### WHAT THE TASK REQUIRES
Locate the string "Inspector" throughout the material and copy every line in which it occurs.

━━━━━━━━━━━━━━━━

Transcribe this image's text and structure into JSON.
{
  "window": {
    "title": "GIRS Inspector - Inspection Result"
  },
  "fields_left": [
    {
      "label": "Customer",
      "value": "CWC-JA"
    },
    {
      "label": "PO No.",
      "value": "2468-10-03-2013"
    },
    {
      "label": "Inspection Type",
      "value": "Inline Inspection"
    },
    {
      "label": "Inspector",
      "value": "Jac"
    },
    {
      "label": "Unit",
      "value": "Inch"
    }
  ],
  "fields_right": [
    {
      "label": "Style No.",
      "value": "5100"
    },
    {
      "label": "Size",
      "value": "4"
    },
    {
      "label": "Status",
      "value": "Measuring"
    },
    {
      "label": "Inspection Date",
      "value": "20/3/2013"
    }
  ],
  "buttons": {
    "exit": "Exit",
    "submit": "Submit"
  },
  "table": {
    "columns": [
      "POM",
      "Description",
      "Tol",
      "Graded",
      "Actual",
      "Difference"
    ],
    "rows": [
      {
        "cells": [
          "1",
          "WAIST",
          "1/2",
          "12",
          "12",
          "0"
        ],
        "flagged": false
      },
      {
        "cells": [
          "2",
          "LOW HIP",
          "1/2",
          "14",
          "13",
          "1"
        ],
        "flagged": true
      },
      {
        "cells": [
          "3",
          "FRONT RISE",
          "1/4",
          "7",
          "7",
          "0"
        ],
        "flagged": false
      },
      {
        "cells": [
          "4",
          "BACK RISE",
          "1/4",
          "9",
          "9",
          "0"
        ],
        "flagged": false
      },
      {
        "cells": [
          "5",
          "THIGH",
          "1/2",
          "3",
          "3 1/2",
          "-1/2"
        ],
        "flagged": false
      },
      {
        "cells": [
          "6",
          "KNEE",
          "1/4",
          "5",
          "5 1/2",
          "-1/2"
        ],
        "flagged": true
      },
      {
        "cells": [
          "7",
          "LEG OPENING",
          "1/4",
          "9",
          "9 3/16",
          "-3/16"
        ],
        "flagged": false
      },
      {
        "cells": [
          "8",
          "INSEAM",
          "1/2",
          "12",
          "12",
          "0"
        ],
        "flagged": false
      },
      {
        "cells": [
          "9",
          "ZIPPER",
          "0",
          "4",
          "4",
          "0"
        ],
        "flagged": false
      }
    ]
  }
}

━━━━━━━━━━━━━━━━

### REPLY TO THE TASK
    "title": "GIRS Inspector - Inspection Result"
      "label": "Inspector",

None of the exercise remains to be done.